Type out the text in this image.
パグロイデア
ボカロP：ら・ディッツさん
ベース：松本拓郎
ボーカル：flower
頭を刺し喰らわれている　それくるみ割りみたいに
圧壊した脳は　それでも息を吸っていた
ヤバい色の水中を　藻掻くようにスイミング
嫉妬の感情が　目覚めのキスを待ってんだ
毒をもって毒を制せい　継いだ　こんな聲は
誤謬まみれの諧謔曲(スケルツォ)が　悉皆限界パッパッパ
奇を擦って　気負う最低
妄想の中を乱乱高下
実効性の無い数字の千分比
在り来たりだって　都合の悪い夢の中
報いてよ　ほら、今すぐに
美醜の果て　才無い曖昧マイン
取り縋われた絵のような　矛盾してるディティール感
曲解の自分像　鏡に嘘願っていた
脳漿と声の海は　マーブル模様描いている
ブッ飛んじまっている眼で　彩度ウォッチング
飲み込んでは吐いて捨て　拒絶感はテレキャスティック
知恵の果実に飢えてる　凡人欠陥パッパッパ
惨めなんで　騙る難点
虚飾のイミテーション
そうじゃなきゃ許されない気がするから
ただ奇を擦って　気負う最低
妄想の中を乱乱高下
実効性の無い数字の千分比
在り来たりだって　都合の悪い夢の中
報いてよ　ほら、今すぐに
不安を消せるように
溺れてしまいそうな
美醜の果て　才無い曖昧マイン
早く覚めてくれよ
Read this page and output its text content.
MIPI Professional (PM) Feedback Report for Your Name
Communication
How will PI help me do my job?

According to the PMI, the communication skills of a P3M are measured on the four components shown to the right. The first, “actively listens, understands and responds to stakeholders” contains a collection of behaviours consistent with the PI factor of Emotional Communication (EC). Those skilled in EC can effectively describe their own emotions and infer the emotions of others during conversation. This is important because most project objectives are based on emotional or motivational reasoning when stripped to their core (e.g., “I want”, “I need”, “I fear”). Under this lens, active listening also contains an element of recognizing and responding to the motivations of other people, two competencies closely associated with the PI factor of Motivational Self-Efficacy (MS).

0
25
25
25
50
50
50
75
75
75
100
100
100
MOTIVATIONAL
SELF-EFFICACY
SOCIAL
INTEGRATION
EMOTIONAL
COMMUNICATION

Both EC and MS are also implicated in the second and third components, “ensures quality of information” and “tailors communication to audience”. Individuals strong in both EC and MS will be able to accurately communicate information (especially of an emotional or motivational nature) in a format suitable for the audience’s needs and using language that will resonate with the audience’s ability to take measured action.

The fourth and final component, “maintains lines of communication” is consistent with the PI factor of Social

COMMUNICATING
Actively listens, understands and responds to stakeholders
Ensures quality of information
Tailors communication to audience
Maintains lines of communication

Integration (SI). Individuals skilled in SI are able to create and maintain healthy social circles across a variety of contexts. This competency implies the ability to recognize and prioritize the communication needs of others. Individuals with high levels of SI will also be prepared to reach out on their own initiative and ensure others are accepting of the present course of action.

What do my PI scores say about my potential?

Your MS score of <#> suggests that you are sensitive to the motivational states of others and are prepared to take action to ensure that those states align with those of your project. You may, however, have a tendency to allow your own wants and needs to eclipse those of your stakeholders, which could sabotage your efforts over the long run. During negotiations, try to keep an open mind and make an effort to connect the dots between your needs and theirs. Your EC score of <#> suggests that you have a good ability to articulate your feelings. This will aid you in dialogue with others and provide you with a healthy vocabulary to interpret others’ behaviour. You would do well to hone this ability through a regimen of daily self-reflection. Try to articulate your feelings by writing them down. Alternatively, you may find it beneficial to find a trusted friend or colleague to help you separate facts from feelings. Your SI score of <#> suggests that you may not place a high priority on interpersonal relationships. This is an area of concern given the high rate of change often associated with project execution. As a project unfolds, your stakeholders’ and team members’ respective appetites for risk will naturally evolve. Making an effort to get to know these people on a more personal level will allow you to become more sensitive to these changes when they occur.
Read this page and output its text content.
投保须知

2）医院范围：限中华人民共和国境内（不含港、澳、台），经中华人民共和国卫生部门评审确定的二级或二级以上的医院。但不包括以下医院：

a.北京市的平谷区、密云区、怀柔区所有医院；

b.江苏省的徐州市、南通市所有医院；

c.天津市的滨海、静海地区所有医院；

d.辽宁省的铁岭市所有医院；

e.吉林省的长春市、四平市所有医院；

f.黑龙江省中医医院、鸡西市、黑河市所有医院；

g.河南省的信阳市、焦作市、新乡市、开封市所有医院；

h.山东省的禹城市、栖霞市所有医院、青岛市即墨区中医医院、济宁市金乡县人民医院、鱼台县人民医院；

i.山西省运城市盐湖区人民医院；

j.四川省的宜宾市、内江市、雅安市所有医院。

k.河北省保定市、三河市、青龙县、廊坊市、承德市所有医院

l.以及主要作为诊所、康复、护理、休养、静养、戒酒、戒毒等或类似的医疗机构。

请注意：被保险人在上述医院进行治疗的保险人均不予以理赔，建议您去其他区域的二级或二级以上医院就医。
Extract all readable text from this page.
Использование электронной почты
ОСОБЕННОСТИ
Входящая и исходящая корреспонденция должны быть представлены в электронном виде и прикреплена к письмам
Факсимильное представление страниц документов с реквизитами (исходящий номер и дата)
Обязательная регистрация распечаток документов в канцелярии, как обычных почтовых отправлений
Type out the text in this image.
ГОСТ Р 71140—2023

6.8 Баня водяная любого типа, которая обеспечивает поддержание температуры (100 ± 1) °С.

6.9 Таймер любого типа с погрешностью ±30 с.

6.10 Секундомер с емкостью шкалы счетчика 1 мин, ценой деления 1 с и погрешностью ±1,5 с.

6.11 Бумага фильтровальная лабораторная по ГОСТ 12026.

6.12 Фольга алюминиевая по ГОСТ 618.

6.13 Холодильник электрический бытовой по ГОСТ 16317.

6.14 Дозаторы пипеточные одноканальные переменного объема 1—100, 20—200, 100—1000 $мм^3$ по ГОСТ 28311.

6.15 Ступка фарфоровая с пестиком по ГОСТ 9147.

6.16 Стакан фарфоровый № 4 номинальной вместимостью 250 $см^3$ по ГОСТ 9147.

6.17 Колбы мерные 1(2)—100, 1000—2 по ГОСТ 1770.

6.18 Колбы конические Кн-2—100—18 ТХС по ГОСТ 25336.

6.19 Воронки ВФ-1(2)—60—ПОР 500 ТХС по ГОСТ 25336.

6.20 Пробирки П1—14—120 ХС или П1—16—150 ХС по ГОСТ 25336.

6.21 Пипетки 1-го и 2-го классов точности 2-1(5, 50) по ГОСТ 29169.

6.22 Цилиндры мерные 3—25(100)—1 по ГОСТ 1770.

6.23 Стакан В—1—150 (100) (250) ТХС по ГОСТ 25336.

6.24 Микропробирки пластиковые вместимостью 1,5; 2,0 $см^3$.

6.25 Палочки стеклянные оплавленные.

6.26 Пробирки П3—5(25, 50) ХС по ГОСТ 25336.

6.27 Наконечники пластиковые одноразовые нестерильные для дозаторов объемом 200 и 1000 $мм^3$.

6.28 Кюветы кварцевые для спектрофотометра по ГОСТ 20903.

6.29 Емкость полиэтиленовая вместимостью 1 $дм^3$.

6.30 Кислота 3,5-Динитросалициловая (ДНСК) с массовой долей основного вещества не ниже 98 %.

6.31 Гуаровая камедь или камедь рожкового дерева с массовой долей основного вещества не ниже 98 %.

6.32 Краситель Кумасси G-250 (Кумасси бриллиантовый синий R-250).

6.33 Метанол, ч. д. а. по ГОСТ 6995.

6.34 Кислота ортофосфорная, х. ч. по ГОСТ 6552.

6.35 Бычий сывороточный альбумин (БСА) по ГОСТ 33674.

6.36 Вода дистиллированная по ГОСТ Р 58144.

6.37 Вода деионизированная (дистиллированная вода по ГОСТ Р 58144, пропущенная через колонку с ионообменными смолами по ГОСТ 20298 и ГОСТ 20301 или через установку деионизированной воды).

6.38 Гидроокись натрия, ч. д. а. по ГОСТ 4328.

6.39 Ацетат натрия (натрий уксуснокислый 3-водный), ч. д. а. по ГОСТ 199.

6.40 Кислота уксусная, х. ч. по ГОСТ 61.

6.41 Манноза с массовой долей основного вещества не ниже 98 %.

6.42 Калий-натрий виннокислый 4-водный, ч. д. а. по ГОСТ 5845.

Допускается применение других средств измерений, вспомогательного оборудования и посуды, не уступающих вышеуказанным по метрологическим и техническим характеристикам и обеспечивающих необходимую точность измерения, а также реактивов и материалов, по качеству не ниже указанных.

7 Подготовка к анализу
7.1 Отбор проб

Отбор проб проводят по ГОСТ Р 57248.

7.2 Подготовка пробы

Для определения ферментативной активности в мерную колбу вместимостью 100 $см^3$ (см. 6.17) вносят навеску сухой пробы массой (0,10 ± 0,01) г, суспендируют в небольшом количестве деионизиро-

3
******************************
▶ GIVEN EXERCISE
Write out every line of the data that holds the word "водный".

▶ WRITTEN ANSWER
6.39 Ацетат натрия (натрий уксуснокислый 3-водный), ч. д. а. по ГОСТ 199.
6.42 Калий-натрий виннокислый 4-водный, ч. д. а. по ГОСТ 5845.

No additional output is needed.